— THE EXERCISE —
Tally the lines that contain the string "from" and give the number by itself.

Dataset excerpts
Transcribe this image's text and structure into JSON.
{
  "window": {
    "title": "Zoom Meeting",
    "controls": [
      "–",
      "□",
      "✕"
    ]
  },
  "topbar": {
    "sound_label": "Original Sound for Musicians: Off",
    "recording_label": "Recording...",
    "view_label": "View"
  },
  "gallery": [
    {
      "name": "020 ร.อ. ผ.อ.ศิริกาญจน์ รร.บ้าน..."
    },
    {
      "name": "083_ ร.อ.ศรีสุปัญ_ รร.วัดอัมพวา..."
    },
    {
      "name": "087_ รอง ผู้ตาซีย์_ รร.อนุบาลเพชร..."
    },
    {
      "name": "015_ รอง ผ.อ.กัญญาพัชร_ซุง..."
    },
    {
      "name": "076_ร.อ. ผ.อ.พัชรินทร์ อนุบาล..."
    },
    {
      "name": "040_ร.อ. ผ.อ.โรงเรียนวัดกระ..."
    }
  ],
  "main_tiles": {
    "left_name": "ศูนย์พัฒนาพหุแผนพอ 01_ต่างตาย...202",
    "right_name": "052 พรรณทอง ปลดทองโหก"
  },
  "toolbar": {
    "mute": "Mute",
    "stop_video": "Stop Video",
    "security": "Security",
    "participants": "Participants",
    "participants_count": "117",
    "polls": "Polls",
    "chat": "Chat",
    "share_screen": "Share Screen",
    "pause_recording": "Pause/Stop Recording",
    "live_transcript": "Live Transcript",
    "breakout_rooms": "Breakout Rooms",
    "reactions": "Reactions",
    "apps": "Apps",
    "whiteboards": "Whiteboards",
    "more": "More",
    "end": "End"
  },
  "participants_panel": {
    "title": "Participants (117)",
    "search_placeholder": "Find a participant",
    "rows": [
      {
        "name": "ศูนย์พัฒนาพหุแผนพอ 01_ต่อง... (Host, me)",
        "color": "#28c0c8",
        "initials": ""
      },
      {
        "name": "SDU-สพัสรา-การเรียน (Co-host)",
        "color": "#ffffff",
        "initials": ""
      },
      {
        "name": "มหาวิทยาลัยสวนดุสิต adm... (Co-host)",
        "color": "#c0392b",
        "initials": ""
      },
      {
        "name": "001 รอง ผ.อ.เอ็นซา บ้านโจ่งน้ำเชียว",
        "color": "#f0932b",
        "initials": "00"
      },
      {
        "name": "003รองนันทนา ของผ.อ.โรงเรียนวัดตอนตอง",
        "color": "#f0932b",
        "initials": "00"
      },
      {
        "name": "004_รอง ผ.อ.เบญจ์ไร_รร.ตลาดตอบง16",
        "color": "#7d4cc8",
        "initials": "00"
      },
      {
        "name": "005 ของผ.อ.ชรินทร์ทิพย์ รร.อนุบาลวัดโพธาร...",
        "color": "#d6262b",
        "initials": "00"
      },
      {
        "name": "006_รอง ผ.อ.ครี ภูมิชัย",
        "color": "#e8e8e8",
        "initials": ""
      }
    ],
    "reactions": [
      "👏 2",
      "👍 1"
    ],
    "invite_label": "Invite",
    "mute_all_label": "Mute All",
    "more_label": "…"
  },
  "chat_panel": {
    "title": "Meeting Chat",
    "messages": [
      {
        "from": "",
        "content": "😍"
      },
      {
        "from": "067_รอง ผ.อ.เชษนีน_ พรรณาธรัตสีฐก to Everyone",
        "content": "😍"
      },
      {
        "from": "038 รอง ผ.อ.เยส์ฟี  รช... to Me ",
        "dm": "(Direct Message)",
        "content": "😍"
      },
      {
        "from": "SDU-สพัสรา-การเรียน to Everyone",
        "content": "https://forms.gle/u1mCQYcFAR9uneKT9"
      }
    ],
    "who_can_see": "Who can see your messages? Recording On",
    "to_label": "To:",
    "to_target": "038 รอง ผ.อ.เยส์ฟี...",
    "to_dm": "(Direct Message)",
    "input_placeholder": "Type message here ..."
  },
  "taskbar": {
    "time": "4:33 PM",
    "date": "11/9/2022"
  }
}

— WRITTEN SOLUTION —
4